Your task >> From the listing below, extract every line containing "page".

Data records >>
———

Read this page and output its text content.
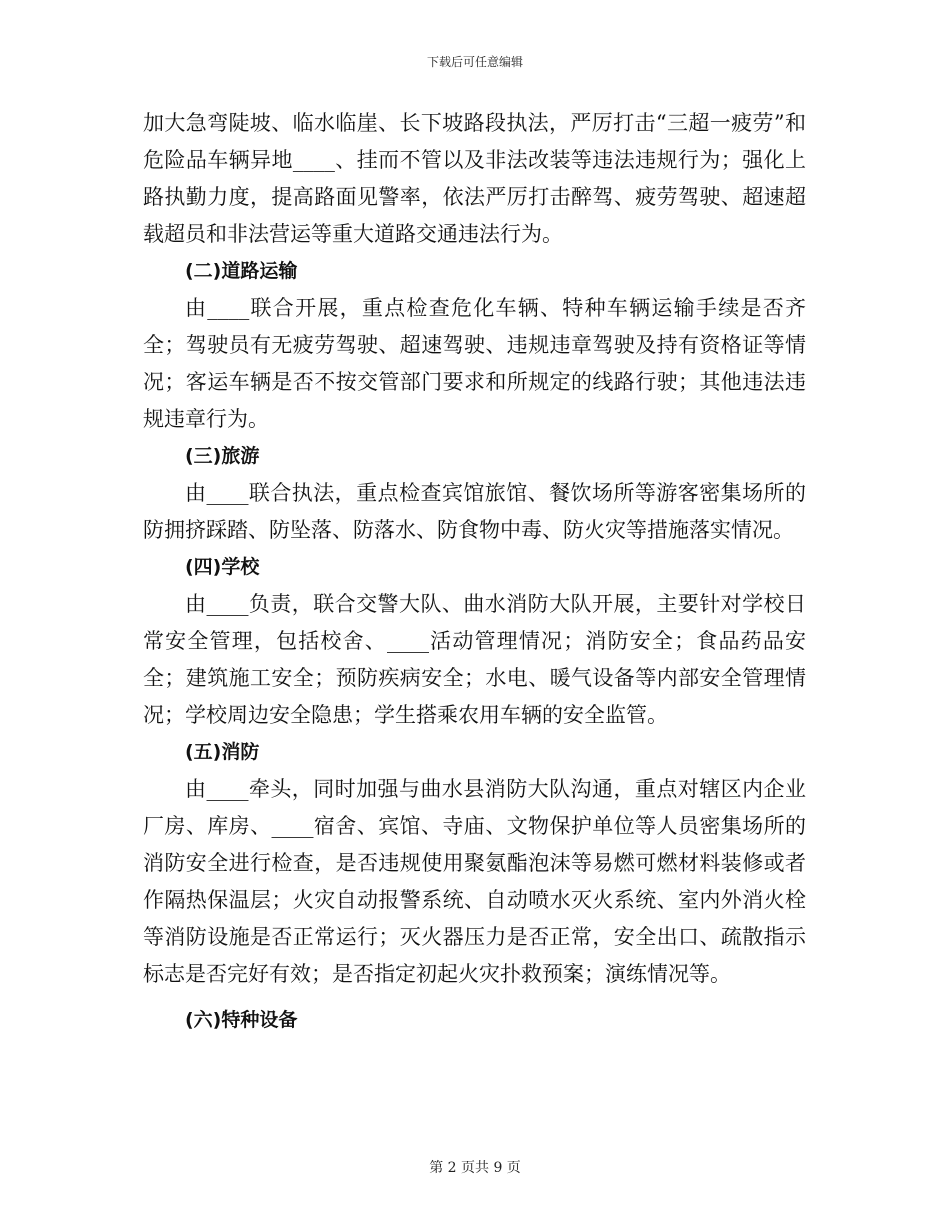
下载后可任意编辑

加大急弯陡坡、临水临崖、长下坡路段执法，严厉打击“三超一疲劳”和危险品车辆异地____、挂而不管以及非法改装等违法违规行为；强化上路执勤力度，提高路面见警率，依法严厉打击醉驾、疲劳驾驶、超速超载超员和非法营运等重大道路交通违法行为。

(二)道路运输

由____联合开展，重点检查危化车辆、特种车辆运输手续是否齐全；驾驶员有无疲劳驾驶、超速驾驶、违规违章驾驶及持有资格证等情况；客运车辆是否不按交管部门要求和所规定的线路行驶；其他违法违规违章行为。

(三)旅游

由____联合执法，重点检查宾馆旅馆、餐饮场所等游客密集场所的防拥挤踩踏、防坠落、防落水、防食物中毒、防火灾等措施落实情况。

(四)学校

由____负责，联合交警大队、曲水消防大队开展，主要针对学校日常安全管理，包括校舍、____活动管理情况；消防安全；食品药品安全；建筑施工安全；预防疾病安全；水电、暖气设备等内部安全管理情况；学校周边安全隐患；学生搭乘农用车辆的安全监管。

(五)消防

由____牵头，同时加强与曲水县消防大队沟通，重点对辖区内企业厂房、库房、____宿舍、宾馆、寺庙、文物保护单位等人员密集场所的消防安全进行检查，是否违规使用聚氨酯泡沫等易燃可燃材料装修或者作隔热保温层；火灾自动报警系统、自动喷水灭火系统、室内外消火栓等消防设施是否正常运行；灭火器压力是否正常，安全出口、疏散指示标志是否完好有效；是否指定初起火灾扑救预案；演练情况等。

(六)特种设备

第 2 页共 9 页
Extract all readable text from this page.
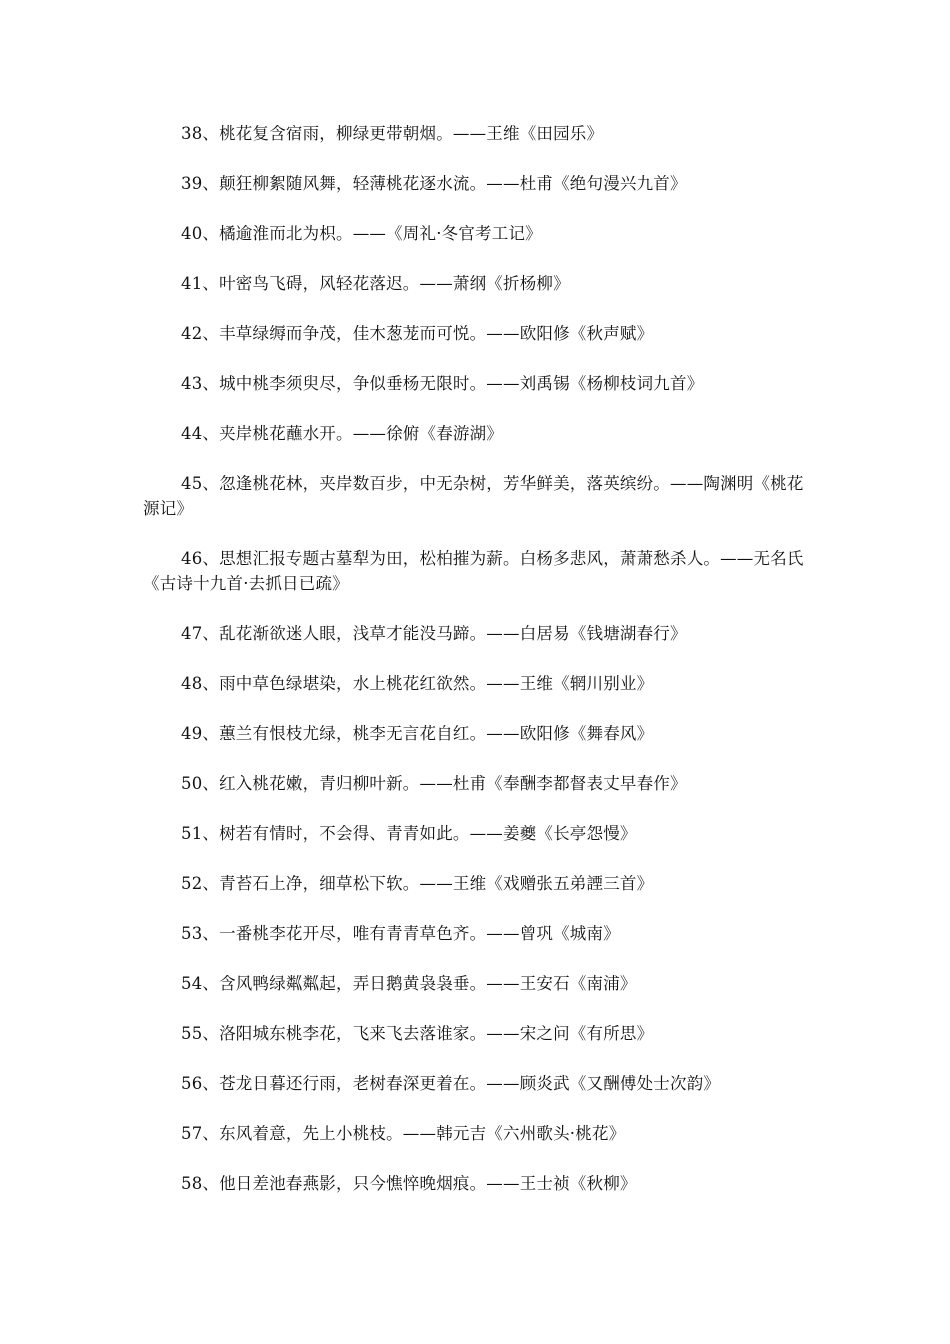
38、桃花复含宿雨，柳绿更带朝烟。——王维《田园乐》

39、颠狂柳絮随风舞，轻薄桃花逐水流。——杜甫《绝句漫兴九首》

40、橘逾淮而北为枳。——《周礼·冬官考工记》

41、叶密鸟飞碍，风轻花落迟。——萧纲《折杨柳》

42、丰草绿缛而争茂，佳木葱茏而可悦。——欧阳修《秋声赋》

43、城中桃李须臾尽，争似垂杨无限时。——刘禹锡《杨柳枝词九首》

44、夹岸桃花蘸水开。——徐俯《春游湖》

45、忽逢桃花林，夹岸数百步，中无杂树，芳华鲜美，落英缤纷。——陶渊明《桃花源记》

46、思想汇报专题古墓犁为田，松柏摧为薪。白杨多悲风，萧萧愁杀人。——无名氏《古诗十九首·去抓日已疏》

47、乱花渐欲迷人眼，浅草才能没马蹄。——白居易《钱塘湖春行》

48、雨中草色绿堪染，水上桃花红欲然。——王维《辋川别业》

49、蕙兰有恨枝尤绿，桃李无言花自红。——欧阳修《舞春风》

50、红入桃花嫩，青归柳叶新。——杜甫《奉酬李都督表丈早春作》

51、树若有情时，不会得、青青如此。——姜夔《长亭怨慢》

52、青苔石上净，细草松下软。——王维《戏赠张五弟諲三首》

53、一番桃李花开尽，唯有青青草色齐。——曾巩《城南》

54、含风鸭绿粼粼起，弄日鹅黄袅袅垂。——王安石《南浦》

55、洛阳城东桃李花，飞来飞去落谁家。——宋之问《有所思》

56、苍龙日暮还行雨，老树春深更着在。——顾炎武《又酬傅处士次韵》

57、东风着意，先上小桃枝。——韩元吉《六州歌头·桃花》

58、他日差池春燕影，只今憔悴晚烟痕。——王士祯《秋柳》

———

Result for this task >>
Read this page and output its text content.
Extract all readable text from this page.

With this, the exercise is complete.